▸ **EXCERPTED TEXT**
Thomas Edison Biography



Thomas Edison Biography

THOMAS EDISON

Thomas Edison, one of the greatest inventors of all time, acquired an astounding 1,093 patents, and almost single-handedly shaped the modern world as we know it today. He was a large force in getting the common man many inventions and devices that by now are just commonplace, thanks to him. Obviously, then, he is a big reason that we have inventions like the CD, the telephone as we know it, the incandescent light bulb, the fluorescent light bulb, the alkaline storage battery, and the safety miner's headlamp. Amazingly, Edison might have had a hand in the first Internet photographs! Even today, he is still recognized for all his many highly developed inventions and prestigious awards. To find out more about Edison's interesting life, read on!


EARLY LIFE

Thomas Alva Edison was born on February 11, 1847, in Milan, Ohio. He was the seventh and the youngest child of Samuel and Nancy Edison. Amazingly, little Al, as he was called, did not learn to speak until he was nearly 4 years old. Soon after, he began to ask adults to explain how everything mechanical worked. Even before he could talk, Al showed a fascination for mechanical objects.


When Edison was 7, the family moved to Port Huron, MI, where Samuel Edison ran businesses in land inventing and lumbering. Soon after their move, Edison's parents put him in a one-room school with 38 other students.


Thomas Edison was a poor student. He had a relatively self-centered behavior and wanted to know the answers to many complicated questions. Finally, after 3 months in this situation, Tom's overworked and short-tempered teacher lost his patience with the boy. He pointed out that, since Tom's head was slightly larger than average, his brains inside must be addled, or scrambled. That did it for Edison?'s schooling. His enraged mother pulled him from the school, and proceeded to teach him herself. Edison later said of his her, "My mother was the making of me. She was so true, so sure of me, and I felt I had someone to live for, someone I must not disappoint." (Beals, 1).

Edison's mother taught him at home for a number of years, and it was there that his love for books and knowledge was noticed. In particular, he had a deep interest in world history and English literature. His father gave him a $.10 reward for each book that he completed, be it at the Edison home or at the library. At age 11, when he was first introduced to a library, young Edison marched right over to the last book alphabetically and declared that he was going to read every single book in the whole library. His parents, realizing that that was impossible, gently told him that he would have to be selective, and choose the books which he thought would be the best.

▸ **RECORDS PROVIDED**
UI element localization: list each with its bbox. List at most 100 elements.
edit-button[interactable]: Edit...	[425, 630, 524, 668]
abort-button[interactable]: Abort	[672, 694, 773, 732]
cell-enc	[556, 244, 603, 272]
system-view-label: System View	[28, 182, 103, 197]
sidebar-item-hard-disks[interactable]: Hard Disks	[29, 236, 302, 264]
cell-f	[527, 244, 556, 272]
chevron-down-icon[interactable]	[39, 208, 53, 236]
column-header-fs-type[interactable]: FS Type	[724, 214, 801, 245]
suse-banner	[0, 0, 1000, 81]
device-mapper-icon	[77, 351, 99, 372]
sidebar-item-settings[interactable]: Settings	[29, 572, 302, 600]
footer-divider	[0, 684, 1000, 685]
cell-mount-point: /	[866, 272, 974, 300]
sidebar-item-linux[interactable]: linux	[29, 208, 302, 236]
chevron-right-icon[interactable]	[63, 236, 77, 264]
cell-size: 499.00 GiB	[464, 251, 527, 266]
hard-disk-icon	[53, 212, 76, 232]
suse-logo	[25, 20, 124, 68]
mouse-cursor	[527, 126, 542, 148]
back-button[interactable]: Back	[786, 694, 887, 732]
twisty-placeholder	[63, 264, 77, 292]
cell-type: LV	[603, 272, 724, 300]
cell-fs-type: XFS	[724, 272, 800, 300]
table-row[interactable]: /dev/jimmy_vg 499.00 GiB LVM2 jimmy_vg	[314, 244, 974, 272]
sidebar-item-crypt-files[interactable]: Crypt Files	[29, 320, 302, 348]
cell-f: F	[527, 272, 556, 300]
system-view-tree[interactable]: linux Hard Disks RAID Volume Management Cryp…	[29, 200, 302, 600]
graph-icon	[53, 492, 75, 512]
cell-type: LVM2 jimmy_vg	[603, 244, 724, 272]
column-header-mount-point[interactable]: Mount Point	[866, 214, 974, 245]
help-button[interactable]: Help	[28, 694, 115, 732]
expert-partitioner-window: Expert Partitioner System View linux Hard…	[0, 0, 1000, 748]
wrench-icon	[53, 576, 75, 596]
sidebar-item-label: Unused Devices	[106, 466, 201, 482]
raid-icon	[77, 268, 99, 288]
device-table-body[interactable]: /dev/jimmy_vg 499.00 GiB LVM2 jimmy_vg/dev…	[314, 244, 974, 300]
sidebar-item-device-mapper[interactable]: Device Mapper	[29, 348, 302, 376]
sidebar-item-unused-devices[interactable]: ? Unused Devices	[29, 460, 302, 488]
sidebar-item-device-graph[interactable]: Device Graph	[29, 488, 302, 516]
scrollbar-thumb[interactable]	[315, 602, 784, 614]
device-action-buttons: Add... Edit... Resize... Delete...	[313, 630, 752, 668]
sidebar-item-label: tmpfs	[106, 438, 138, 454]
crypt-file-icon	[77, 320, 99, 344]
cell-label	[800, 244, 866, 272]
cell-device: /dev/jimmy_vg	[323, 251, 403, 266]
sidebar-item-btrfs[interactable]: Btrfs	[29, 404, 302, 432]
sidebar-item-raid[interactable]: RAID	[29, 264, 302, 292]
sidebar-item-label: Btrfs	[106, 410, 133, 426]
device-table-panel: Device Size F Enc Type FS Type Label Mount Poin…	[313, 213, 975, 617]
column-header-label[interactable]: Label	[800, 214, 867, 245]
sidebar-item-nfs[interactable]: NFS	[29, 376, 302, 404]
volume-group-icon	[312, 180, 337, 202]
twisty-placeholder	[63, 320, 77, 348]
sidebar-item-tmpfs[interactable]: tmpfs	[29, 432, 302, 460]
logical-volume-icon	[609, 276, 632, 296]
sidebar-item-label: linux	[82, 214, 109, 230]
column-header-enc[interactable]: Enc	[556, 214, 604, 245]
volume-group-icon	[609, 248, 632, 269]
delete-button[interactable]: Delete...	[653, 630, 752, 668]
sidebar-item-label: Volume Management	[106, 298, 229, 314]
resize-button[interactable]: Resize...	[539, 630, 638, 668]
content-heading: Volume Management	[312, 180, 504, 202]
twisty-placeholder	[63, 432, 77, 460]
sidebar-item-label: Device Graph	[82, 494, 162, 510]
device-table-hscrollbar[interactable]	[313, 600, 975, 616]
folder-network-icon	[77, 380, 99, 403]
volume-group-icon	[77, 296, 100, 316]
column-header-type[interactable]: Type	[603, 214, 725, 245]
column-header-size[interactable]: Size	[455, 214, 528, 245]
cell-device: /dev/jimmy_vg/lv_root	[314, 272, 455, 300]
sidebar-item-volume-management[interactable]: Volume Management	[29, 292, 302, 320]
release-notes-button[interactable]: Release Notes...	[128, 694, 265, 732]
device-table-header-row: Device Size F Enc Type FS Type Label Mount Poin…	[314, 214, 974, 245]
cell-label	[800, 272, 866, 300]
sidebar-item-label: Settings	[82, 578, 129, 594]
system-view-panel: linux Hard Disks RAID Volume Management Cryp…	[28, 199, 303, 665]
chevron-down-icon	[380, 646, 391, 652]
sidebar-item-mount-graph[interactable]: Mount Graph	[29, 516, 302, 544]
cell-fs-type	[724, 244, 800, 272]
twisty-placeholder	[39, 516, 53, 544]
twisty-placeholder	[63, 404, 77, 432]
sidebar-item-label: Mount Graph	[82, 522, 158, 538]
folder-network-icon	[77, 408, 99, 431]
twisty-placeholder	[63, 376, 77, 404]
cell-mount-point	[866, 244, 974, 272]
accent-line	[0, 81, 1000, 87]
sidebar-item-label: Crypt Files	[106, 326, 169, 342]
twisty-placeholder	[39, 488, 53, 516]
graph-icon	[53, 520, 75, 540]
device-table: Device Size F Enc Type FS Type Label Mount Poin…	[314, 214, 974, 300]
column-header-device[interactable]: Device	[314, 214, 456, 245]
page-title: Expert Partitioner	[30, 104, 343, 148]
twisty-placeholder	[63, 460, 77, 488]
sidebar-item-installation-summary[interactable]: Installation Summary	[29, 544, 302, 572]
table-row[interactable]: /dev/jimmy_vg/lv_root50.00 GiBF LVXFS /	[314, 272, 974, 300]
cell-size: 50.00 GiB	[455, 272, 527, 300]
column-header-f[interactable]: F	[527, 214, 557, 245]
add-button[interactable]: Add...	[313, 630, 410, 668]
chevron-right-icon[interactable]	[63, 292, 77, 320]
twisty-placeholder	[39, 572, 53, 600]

▸ **CHALLENGES**
1 – Name every invention that the Thomas Edison biography credits Edison as a big reason we have.
2 – According to the Thomas Edison biography, what reward did Edison's father give him for each book he completed?
3 – Write the next part of the Thomas Edison biography, picking up after its last sentence.

▸ **RESULTS OF THE TASKS**
1 –
- The CD
- The telephone as we know it
- The incandescent light bulb
- The fluorescent light bulb
- The alkaline storage battery
- The safety miner's headlamp

2 – His father gave him a $.10 reward for each book he completed.

3 –
Amazingly, by age 12, Edison had Gibbon's Rise and Fall of the Roman Empire, Sears' History of the World, Burton's Anatomy of Melancholy, The World Dictionary of Science, and a number of books on practical chemistry. As you can probably guess, all this reading led Edison to experiment with chemicals and to construct intricate models. Two of these were a working sawmill and a railroad engine, both of which were powered by steam.


TEEN JOBS

Even when he was a child, Edison was proficient in business. At a young age, he had a vegetable garden on his father's farm and sold the veggies in town. When he was 12, he started selling newspapers, candy, and sandwiches on the passenger trains between Port Huron and Detroit. Later, he employed others to sell his goods on the train and at the stops. By the time he was 15, he wrote and published a newspaper for the train called the Weekly Herald, which he published in an empty freight car that doubled as his laboratory.


When Thomas Edison was about 15, he saved the life of the stationmaster's child from a runaway boxcar which was ready to run over the 3-year-old, who was playing on the railroad tracks. As a reward, the stationmaster promised to teach Edison telegraphy. By 1863, Edison began work as a telegraph operator for the Western Union telegraph Company in Port Huron. During the next 4 years, he worked as a telegrapher in a number of Midwestern cities. He learned lots about the mechanical, electrical, and chemical elements of telegraphy. He also read scientific and scientific telegraphic journals and books and experimented with telegraphic equipment.


Edison had hearing difficulties, but that did not stop him from becoming an awesome telegraph operator. In fact, he used his hearing disability to his advantage. He used a skill used by hearing-disabled people called "filling the gaps" or guessing. Most operators used this skill to finish incomplete interrupted messages, but Edison used it even more (mainly because he had to). In his spare time, Edison read newspapers. The information from the papers enabled him to finish incomplete messages accurately and quickly.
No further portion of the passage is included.